Excerpt from a dataset

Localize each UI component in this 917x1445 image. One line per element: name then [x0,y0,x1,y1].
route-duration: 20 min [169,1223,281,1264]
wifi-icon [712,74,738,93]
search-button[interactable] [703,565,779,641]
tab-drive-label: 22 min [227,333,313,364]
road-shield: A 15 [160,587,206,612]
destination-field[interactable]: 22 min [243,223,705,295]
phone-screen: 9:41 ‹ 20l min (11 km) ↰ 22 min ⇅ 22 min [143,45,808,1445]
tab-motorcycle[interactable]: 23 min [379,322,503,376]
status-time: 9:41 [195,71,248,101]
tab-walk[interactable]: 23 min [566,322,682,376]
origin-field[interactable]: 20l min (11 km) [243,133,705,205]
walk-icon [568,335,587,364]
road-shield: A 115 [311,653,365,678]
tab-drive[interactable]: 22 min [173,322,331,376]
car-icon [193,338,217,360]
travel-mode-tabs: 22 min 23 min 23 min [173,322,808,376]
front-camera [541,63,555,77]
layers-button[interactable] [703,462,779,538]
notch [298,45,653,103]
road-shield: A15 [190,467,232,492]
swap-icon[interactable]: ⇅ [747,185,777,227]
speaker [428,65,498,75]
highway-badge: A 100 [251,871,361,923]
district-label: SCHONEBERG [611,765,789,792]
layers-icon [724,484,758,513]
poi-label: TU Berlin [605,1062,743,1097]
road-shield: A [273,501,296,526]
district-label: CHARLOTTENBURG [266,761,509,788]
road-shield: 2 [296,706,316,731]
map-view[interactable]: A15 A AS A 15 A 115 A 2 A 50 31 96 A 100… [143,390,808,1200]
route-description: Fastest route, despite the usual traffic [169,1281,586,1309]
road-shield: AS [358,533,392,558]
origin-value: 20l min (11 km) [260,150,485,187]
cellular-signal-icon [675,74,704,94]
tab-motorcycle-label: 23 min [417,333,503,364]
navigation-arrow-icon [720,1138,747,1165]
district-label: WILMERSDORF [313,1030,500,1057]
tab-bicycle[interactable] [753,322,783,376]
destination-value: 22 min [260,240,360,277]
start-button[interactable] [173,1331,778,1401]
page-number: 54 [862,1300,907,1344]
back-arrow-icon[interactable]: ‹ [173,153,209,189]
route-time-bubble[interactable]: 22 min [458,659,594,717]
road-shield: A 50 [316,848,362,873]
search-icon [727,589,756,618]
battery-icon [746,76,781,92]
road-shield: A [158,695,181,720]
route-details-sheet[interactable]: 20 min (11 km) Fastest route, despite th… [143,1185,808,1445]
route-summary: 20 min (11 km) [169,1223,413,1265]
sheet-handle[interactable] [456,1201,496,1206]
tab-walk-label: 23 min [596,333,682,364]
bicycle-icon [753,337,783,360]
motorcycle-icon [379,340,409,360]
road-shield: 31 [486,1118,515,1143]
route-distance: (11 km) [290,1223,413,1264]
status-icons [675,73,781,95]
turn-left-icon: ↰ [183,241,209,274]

## Task prompt
Locate each row above that contains the string "road" and copy those rows in full.

## Expected answer
road-shield: A 15 [160,587,206,612]
road-shield: A 115 [311,653,365,678]
road-shield: A15 [190,467,232,492]
road-shield: A [273,501,296,526]
road-shield: 2 [296,706,316,731]
road-shield: AS [358,533,392,558]
road-shield: A 50 [316,848,362,873]
road-shield: A [158,695,181,720]
road-shield: 31 [486,1118,515,1143]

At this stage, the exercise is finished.